_CHALLENGE_: Locate and copy each line in the data that contains the word "diferite".

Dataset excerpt
⁂

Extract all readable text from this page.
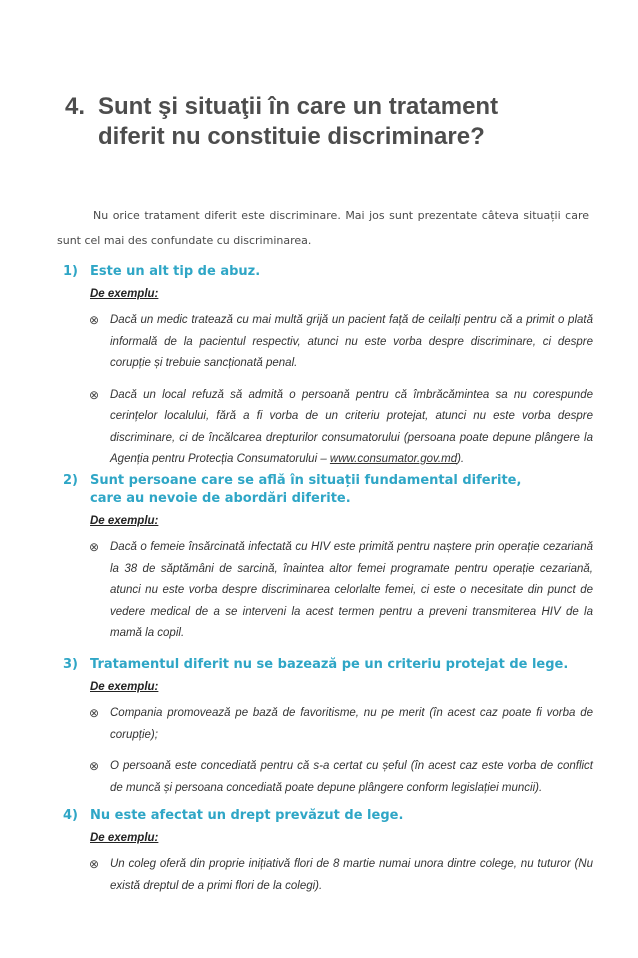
4. Sunt şi situaţii în care un tratament
diferit nu constituie discriminare?
Nu orice tratament diferit este discriminare. Mai jos sunt prezentate câteva situații care sunt cel mai des confundate cu discriminarea.
1) Este un alt tip de abuz.
De exemplu:
⊗ Dacă un medic tratează cu mai multă grijă un pacient față de ceilalți pentru că a primit o plată informală de la pacientul respectiv, atunci nu este vorba despre discriminare, ci despre corupție și trebuie sancționată penal.
⊗ Dacă un local refuză să admită o persoană pentru că îmbrăcămintea sa nu corespunde cerințelor localului, fără a fi vorba de un criteriu protejat, atunci nu este vorba despre discriminare, ci de încălcarea drepturilor consumatorului (persoana poate depune plângere la Agenția pentru Protecția Consumatorului – www.consumator.gov.md).
2) Sunt persoane care se află în situații fundamental diferite,
care au nevoie de abordări diferite.
De exemplu:
⊗ Dacă o femeie însărcinată infectată cu HIV este primită pentru naștere prin operație cezariană la 38 de săptămâni de sarcină, înaintea altor femei programate pentru operație cezariană, atunci nu este vorba despre discriminarea celorlalte femei, ci este o necesitate din punct de vedere medical de a se interveni la acest termen pentru a preveni transmiterea HIV de la mamă la copil.
3) Tratamentul diferit nu se bazează pe un criteriu protejat de lege.
De exemplu:
⊗ Compania promovează pe bază de favoritisme, nu pe merit (în acest caz poate fi vorba de corupție);
⊗ O persoană este concediată pentru că s-a certat cu șeful (în acest caz este vorba de conflict de muncă și persoana concediată poate depune plângere conform legislației muncii).
4) Nu este afectat un drept prevăzut de lege.
De exemplu:
⊗ Un coleg oferă din proprie inițiativă flori de 8 martie numai unora dintre colege, nu tuturor (Nu există dreptul de a primi flori de la colegi).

⁂

_COMPLETE ANSWER_:
2) Sunt persoane care se află în situații fundamental diferite,
care au nevoie de abordări diferite.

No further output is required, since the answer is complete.